▶ **Given entries**:

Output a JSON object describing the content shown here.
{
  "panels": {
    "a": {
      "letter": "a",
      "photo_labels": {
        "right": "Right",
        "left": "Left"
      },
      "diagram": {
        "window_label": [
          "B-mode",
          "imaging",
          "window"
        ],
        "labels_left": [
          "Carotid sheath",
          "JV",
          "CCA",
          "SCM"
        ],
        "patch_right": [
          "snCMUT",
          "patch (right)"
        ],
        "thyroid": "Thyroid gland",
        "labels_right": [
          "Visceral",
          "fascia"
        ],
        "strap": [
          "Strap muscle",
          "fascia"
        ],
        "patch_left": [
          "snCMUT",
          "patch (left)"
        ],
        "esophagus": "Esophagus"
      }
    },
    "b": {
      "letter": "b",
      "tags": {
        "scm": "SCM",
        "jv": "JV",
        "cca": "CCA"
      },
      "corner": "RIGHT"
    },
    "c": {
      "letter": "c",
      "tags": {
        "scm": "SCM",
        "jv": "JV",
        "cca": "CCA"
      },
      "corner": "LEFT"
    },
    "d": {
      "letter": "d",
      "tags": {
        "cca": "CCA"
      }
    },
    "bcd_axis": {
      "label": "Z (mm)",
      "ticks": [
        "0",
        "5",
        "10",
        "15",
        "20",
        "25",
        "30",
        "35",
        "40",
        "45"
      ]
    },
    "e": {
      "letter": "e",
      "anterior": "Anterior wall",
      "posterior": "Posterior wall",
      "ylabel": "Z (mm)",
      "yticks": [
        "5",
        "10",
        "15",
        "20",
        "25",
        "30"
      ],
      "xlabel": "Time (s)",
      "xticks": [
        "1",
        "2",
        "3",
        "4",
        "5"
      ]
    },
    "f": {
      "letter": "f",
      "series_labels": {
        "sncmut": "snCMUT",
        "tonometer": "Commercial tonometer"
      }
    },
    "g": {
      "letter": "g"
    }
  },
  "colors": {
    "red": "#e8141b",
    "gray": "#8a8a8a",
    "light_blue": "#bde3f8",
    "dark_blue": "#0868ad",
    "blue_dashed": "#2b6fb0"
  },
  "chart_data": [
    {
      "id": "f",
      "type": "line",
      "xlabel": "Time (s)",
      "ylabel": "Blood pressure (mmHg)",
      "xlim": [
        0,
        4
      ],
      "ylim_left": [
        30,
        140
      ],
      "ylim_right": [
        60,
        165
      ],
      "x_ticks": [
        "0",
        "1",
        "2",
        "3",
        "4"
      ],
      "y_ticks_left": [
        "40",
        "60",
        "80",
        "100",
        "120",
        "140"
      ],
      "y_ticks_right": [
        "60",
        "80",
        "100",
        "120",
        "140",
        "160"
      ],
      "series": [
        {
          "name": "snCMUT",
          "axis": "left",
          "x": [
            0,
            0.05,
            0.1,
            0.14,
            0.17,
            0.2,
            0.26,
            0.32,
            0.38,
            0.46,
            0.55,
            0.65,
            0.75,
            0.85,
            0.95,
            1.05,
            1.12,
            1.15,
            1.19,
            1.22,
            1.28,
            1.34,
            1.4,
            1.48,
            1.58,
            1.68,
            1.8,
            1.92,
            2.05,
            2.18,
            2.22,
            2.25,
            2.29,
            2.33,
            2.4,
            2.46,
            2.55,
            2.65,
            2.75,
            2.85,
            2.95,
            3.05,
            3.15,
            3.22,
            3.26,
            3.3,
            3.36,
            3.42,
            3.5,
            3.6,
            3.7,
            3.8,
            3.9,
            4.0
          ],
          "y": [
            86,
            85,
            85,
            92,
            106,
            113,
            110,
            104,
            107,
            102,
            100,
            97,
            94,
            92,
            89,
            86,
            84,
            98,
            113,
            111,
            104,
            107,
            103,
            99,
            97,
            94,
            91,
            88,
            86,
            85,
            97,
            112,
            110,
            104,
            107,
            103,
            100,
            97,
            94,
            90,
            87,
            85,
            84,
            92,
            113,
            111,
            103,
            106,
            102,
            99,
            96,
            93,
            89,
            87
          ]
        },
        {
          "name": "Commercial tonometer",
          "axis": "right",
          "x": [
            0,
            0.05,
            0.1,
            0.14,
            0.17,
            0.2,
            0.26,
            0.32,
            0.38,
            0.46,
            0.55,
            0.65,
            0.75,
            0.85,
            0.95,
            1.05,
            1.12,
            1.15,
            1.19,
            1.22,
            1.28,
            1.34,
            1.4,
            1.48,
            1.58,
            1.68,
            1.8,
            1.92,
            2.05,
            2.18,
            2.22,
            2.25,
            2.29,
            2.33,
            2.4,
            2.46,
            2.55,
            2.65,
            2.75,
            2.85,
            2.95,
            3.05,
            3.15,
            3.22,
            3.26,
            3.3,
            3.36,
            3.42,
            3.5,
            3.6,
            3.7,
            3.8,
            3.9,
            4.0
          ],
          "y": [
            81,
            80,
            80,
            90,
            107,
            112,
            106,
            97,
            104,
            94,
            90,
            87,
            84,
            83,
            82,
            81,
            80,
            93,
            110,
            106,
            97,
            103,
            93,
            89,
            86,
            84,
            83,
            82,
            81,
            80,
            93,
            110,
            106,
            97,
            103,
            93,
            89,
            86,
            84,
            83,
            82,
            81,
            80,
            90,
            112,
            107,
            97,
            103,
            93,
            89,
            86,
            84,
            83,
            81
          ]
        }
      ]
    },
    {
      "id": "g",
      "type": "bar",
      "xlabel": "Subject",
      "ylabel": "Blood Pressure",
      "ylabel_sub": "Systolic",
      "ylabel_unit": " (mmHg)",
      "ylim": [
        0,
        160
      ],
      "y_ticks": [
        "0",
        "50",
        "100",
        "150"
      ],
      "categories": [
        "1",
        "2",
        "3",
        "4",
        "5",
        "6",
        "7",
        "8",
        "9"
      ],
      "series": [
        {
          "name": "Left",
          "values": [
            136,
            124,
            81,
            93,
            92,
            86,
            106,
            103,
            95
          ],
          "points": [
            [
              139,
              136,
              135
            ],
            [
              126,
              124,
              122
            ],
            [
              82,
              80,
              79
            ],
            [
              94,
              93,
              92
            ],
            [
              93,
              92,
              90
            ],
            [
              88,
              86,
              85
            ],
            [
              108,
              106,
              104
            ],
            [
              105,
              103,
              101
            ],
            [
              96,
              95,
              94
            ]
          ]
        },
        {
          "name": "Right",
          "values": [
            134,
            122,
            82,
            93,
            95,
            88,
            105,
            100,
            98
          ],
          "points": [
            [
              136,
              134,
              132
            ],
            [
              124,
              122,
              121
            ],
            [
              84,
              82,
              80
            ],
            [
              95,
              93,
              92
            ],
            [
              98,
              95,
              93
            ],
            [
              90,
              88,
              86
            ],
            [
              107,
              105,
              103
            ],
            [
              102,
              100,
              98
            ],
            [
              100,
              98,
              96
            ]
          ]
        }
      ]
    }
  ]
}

▶ **Task requirements**: Here, the records must be output exactly and in full.

▶ **Problem solution**:
Output a JSON object describing the content shown here.
{
  "panels": {
    "a": {
      "letter": "a",
      "photo_labels": {
        "right": "Right",
        "left": "Left"
      },
      "diagram": {
        "window_label": [
          "B-mode",
          "imaging",
          "window"
        ],
        "labels_left": [
          "Carotid sheath",
          "JV",
          "CCA",
          "SCM"
        ],
        "patch_right": [
          "snCMUT",
          "patch (right)"
        ],
        "thyroid": "Thyroid gland",
        "labels_right": [
          "Visceral",
          "fascia"
        ],
        "strap": [
          "Strap muscle",
          "fascia"
        ],
        "patch_left": [
          "snCMUT",
          "patch (left)"
        ],
        "esophagus": "Esophagus"
      }
    },
    "b": {
      "letter": "b",
      "tags": {
        "scm": "SCM",
        "jv": "JV",
        "cca": "CCA"
      },
      "corner": "RIGHT"
    },
    "c": {
      "letter": "c",
      "tags": {
        "scm": "SCM",
        "jv": "JV",
        "cca": "CCA"
      },
      "corner": "LEFT"
    },
    "d": {
      "letter": "d",
      "tags": {
        "cca": "CCA"
      }
    },
    "bcd_axis": {
      "label": "Z (mm)",
      "ticks": [
        "0",
        "5",
        "10",
        "15",
        "20",
        "25",
        "30",
        "35",
        "40",
        "45"
      ]
    },
    "e": {
      "letter": "e",
      "anterior": "Anterior wall",
      "posterior": "Posterior wall",
      "ylabel": "Z (mm)",
      "yticks": [
        "5",
        "10",
        "15",
        "20",
        "25",
        "30"
      ],
      "xlabel": "Time (s)",
      "xticks": [
        "1",
        "2",
        "3",
        "4",
        "5"
      ]
    },
    "f": {
      "letter": "f",
      "series_labels": {
        "sncmut": "snCMUT",
        "tonometer": "Commercial tonometer"
      }
    },
    "g": {
      "letter": "g"
    }
  },
  "colors": {
    "red": "#e8141b",
    "gray": "#8a8a8a",
    "light_blue": "#bde3f8",
    "dark_blue": "#0868ad",
    "blue_dashed": "#2b6fb0"
  },
  "chart_data": [
    {
      "id": "f",
      "type": "line",
      "xlabel": "Time (s)",
      "ylabel": "Blood pressure (mmHg)",
      "xlim": [
        0,
        4
      ],
      "ylim_left": [
        30,
        140
      ],
      "ylim_right": [
        60,
        165
      ],
      "x_ticks": [
        "0",
        "1",
        "2",
        "3",
        "4"
      ],
      "y_ticks_left": [
        "40",
        "60",
        "80",
        "100",
        "120",
        "140"
      ],
      "y_ticks_right": [
        "60",
        "80",
        "100",
        "120",
        "140",
        "160"
      ],
      "series": [
        {
          "name": "snCMUT",
          "axis": "left",
          "x": [
            0,
            0.05,
            0.1,
            0.14,
            0.17,
            0.2,
            0.26,
            0.32,
            0.38,
            0.46,
            0.55,
            0.65,
            0.75,
            0.85,
            0.95,
            1.05,
            1.12,
            1.15,
            1.19,
            1.22,
            1.28,
            1.34,
            1.4,
            1.48,
            1.58,
            1.68,
            1.8,
            1.92,
            2.05,
            2.18,
            2.22,
            2.25,
            2.29,
            2.33,
            2.4,
            2.46,
            2.55,
            2.65,
            2.75,
            2.85,
            2.95,
            3.05,
            3.15,
            3.22,
            3.26,
            3.3,
            3.36,
            3.42,
            3.5,
            3.6,
            3.7,
            3.8,
            3.9,
            4.0
          ],
          "y": [
            86,
            85,
            85,
            92,
            106,
            113,
            110,
            104,
            107,
            102,
            100,
            97,
            94,
            92,
            89,
            86,
            84,
            98,
            113,
            111,
            104,
            107,
            103,
            99,
            97,
            94,
            91,
            88,
            86,
            85,
            97,
            112,
            110,
            104,
            107,
            103,
            100,
            97,
            94,
            90,
            87,
            85,
            84,
            92,
            113,
            111,
            103,
            106,
            102,
            99,
            96,
            93,
            89,
            87
          ]
        },
        {
          "name": "Commercial tonometer",
          "axis": "right",
          "x": [
            0,
            0.05,
            0.1,
            0.14,
            0.17,
            0.2,
            0.26,
            0.32,
            0.38,
            0.46,
            0.55,
            0.65,
            0.75,
            0.85,
            0.95,
            1.05,
            1.12,
            1.15,
            1.19,
            1.22,
            1.28,
            1.34,
            1.4,
            1.48,
            1.58,
            1.68,
            1.8,
            1.92,
            2.05,
            2.18,
            2.22,
            2.25,
            2.29,
            2.33,
            2.4,
            2.46,
            2.55,
            2.65,
            2.75,
            2.85,
            2.95,
            3.05,
            3.15,
            3.22,
            3.26,
            3.3,
            3.36,
            3.42,
            3.5,
            3.6,
            3.7,
            3.8,
            3.9,
            4.0
          ],
          "y": [
            81,
            80,
            80,
            90,
            107,
            112,
            106,
            97,
            104,
            94,
            90,
            87,
            84,
            83,
            82,
            81,
            80,
            93,
            110,
            106,
            97,
            103,
            93,
            89,
            86,
            84,
            83,
            82,
            81,
            80,
            93,
            110,
            106,
            97,
            103,
            93,
            89,
            86,
            84,
            83,
            82,
            81,
            80,
            90,
            112,
            107,
            97,
            103,
            93,
            89,
            86,
            84,
            83,
            81
          ]
        }
      ]
    },
    {
      "id": "g",
      "type": "bar",
      "xlabel": "Subject",
      "ylabel": "Blood Pressure",
      "ylabel_sub": "Systolic",
      "ylabel_unit": " (mmHg)",
      "ylim": [
        0,
        160
      ],
      "y_ticks": [
        "0",
        "50",
        "100",
        "150"
      ],
      "categories": [
        "1",
        "2",
        "3",
        "4",
        "5",
        "6",
        "7",
        "8",
        "9"
      ],
      "series": [
        {
          "name": "Left",
          "values": [
            136,
            124,
            81,
            93,
            92,
            86,
            106,
            103,
            95
          ],
          "points": [
            [
              139,
              136,
              135
            ],
            [
              126,
              124,
              122
            ],
            [
              82,
              80,
              79
            ],
            [
              94,
              93,
              92
            ],
            [
              93,
              92,
              90
            ],
            [
              88,
              86,
              85
            ],
            [
              108,
              106,
              104
            ],
            [
              105,
              103,
              101
            ],
            [
              96,
              95,
              94
            ]
          ]
        },
        {
          "name": "Right",
          "values": [
            134,
            122,
            82,
            93,
            95,
            88,
            105,
            100,
            98
          ],
          "points": [
            [
              136,
              134,
              132
            ],
            [
              124,
              122,
              121
            ],
            [
              84,
              82,
              80
            ],
            [
              95,
              93,
              92
            ],
            [
              98,
              95,
              93
            ],
            [
              90,
              88,
              86
            ],
            [
              107,
              105,
              103
            ],
            [
              102,
              100,
              98
            ],
            [
              100,
              98,
              96
            ]
          ]
        }
      ]
    }
  ]
}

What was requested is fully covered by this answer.